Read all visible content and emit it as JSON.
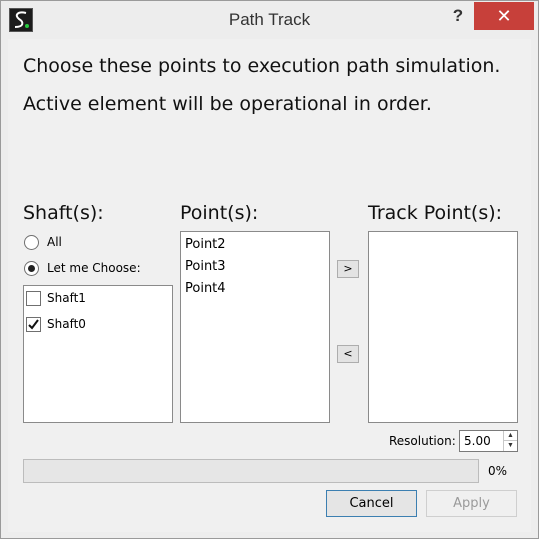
{
  "window": {
    "title": "Path Track",
    "help_label": "?",
    "close_label": "✕"
  },
  "message": {
    "line1": "Choose these points to execution path simulation.",
    "line2": "Active element will be operational in order."
  },
  "shafts": {
    "title": "Shaft(s):",
    "radio_all": "All",
    "radio_choose": "Let me Choose:",
    "selected_radio": "Let me Choose:",
    "items": [
      {
        "label": "Shaft1",
        "checked": false
      },
      {
        "label": "Shaft0",
        "checked": true
      }
    ]
  },
  "points": {
    "title": "Point(s):",
    "items": [
      "Point2",
      "Point3",
      "Point4"
    ]
  },
  "track_points": {
    "title": "Track Point(s):",
    "items": []
  },
  "transfer": {
    "add_label": ">",
    "remove_label": "<"
  },
  "resolution": {
    "label": "Resolution:",
    "value": "5.00"
  },
  "progress": {
    "value": 0,
    "text": "0%"
  },
  "buttons": {
    "cancel": "Cancel",
    "apply": "Apply"
  },
  "colors": {
    "close_button": "#c7403a",
    "cancel_border": "#3c7fb1"
  }
}
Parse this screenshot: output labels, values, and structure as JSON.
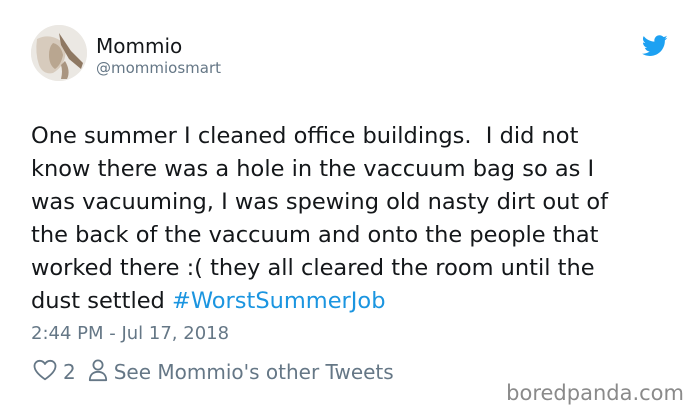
{
  "author": {
    "name": "Mommio",
    "handle": "@mommiosmart"
  },
  "tweet": {
    "lines": [
      "One summer I cleaned office buildings.  I did not",
      "know there was a hole in the vaccuum bag so as I",
      "was vacuuming, I was spewing old nasty dirt out of",
      "the back of the vaccuum and onto the people that",
      "worked there :( they all cleared the room until the"
    ],
    "last_line_prefix": "dust settled ",
    "hashtag": "#WorstSummerJob",
    "timestamp": "2:44 PM - Jul 17, 2018"
  },
  "actions": {
    "like_count": "2",
    "profile_link_label": "See Mommio's other Tweets"
  },
  "watermark": "boredpanda.com",
  "icons": {
    "logo": "twitter-bird-icon",
    "like": "heart-icon",
    "profile": "person-icon"
  },
  "colors": {
    "brand": "#1da1f2",
    "link": "#1b95e0",
    "muted": "#657786",
    "text": "#14171a"
  }
}
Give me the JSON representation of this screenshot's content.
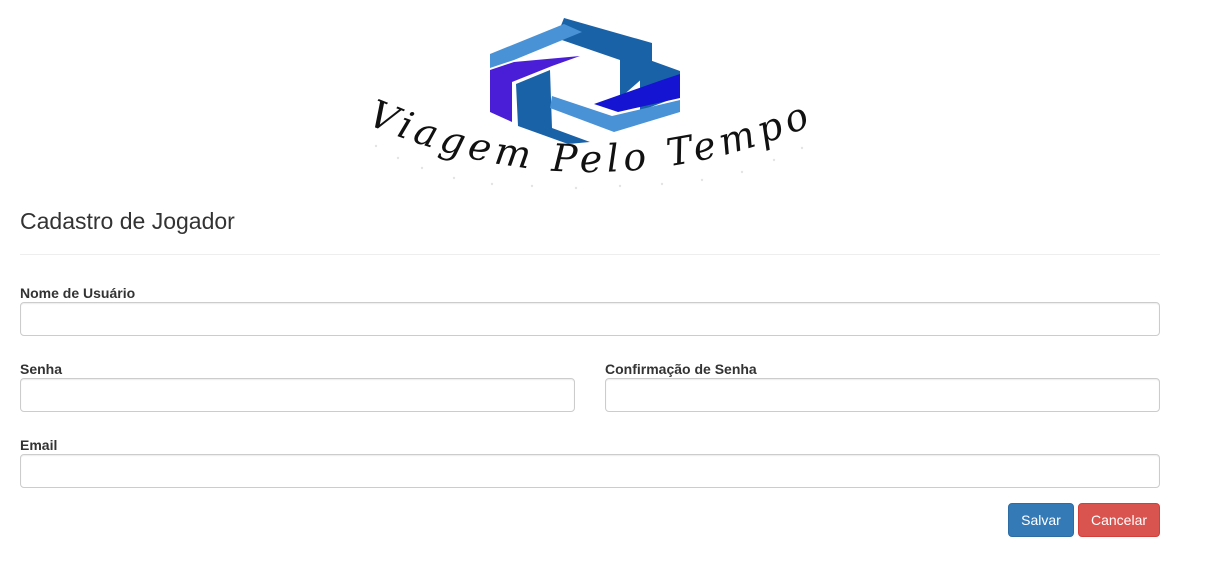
{
  "logo": {
    "text": "Viagem Pelo Tempo",
    "colors": {
      "dark_blue": "#1a62a8",
      "light_blue": "#4a92d6",
      "purple": "#4a1ed6",
      "royal_blue": "#1414d2",
      "text": "#111111"
    }
  },
  "form": {
    "title": "Cadastro de Jogador",
    "username": {
      "label": "Nome de Usuário",
      "value": "",
      "placeholder": ""
    },
    "password": {
      "label": "Senha",
      "value": "",
      "placeholder": ""
    },
    "password_confirm": {
      "label": "Confirmação de Senha",
      "value": "",
      "placeholder": ""
    },
    "email": {
      "label": "Email",
      "value": "",
      "placeholder": ""
    },
    "save_label": "Salvar",
    "cancel_label": "Cancelar"
  },
  "colors": {
    "primary": "#337ab7",
    "danger": "#d9534f",
    "input_border": "#cccccc",
    "divider": "#eeeeee"
  }
}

======

Do not include images; quote all of the entries above exactly.

Correct response.
Read all visible content and emit it as JSON.
{
  "window": {
    "title": "Path Track",
    "help_label": "?",
    "close_label": "✕"
  },
  "message": {
    "line1": "Choose these points to execution path simulation.",
    "line2": "Active element will be operational in order."
  },
  "shafts": {
    "title": "Shaft(s):",
    "radio_all": "All",
    "radio_choose": "Let me Choose:",
    "selected_radio": "Let me Choose:",
    "items": [
      {
        "label": "Shaft1",
        "checked": false
      },
      {
        "label": "Shaft0",
        "checked": true
      }
    ]
  },
  "points": {
    "title": "Point(s):",
    "items": [
      "Point2",
      "Point3",
      "Point4"
    ]
  },
  "track_points": {
    "title": "Track Point(s):",
    "items": []
  },
  "transfer": {
    "add_label": ">",
    "remove_label": "<"
  },
  "resolution": {
    "label": "Resolution:",
    "value": "5.00"
  },
  "progress": {
    "value": 0,
    "text": "0%"
  },
  "buttons": {
    "cancel": "Cancel",
    "apply": "Apply"
  },
  "colors": {
    "close_button": "#c7403a",
    "cancel_border": "#3c7fb1"
  }
}
Parse this screenshot: output labels, values, and structure as JSON.
{
  "author": {
    "name": "Mommio",
    "handle": "@mommiosmart"
  },
  "tweet": {
    "lines": [
      "One summer I cleaned office buildings.  I did not",
      "know there was a hole in the vaccuum bag so as I",
      "was vacuuming, I was spewing old nasty dirt out of",
      "the back of the vaccuum and onto the people that",
      "worked there :( they all cleared the room until the"
    ],
    "last_line_prefix": "dust settled ",
    "hashtag": "#WorstSummerJob",
    "timestamp": "2:44 PM - Jul 17, 2018"
  },
  "actions": {
    "like_count": "2",
    "profile_link_label": "See Mommio's other Tweets"
  },
  "watermark": "boredpanda.com",
  "icons": {
    "logo": "twitter-bird-icon",
    "like": "heart-icon",
    "profile": "person-icon"
  },
  "colors": {
    "brand": "#1da1f2",
    "link": "#1b95e0",
    "muted": "#657786",
    "text": "#14171a"
  }
}
Give me the JSON representation of this screenshot's content.
{
  "logo": {
    "text": "Viagem Pelo Tempo",
    "colors": {
      "dark_blue": "#1a62a8",
      "light_blue": "#4a92d6",
      "purple": "#4a1ed6",
      "royal_blue": "#1414d2",
      "text": "#111111"
    }
  },
  "form": {
    "title": "Cadastro de Jogador",
    "username": {
      "label": "Nome de Usuário",
      "value": "",
      "placeholder": ""
    },
    "password": {
      "label": "Senha",
      "value": "",
      "placeholder": ""
    },
    "password_confirm": {
      "label": "Confirmação de Senha",
      "value": "",
      "placeholder": ""
    },
    "email": {
      "label": "Email",
      "value": "",
      "placeholder": ""
    },
    "save_label": "Salvar",
    "cancel_label": "Cancelar"
  },
  "colors": {
    "primary": "#337ab7",
    "danger": "#d9534f",
    "input_border": "#cccccc",
    "divider": "#eeeeee"
  }
}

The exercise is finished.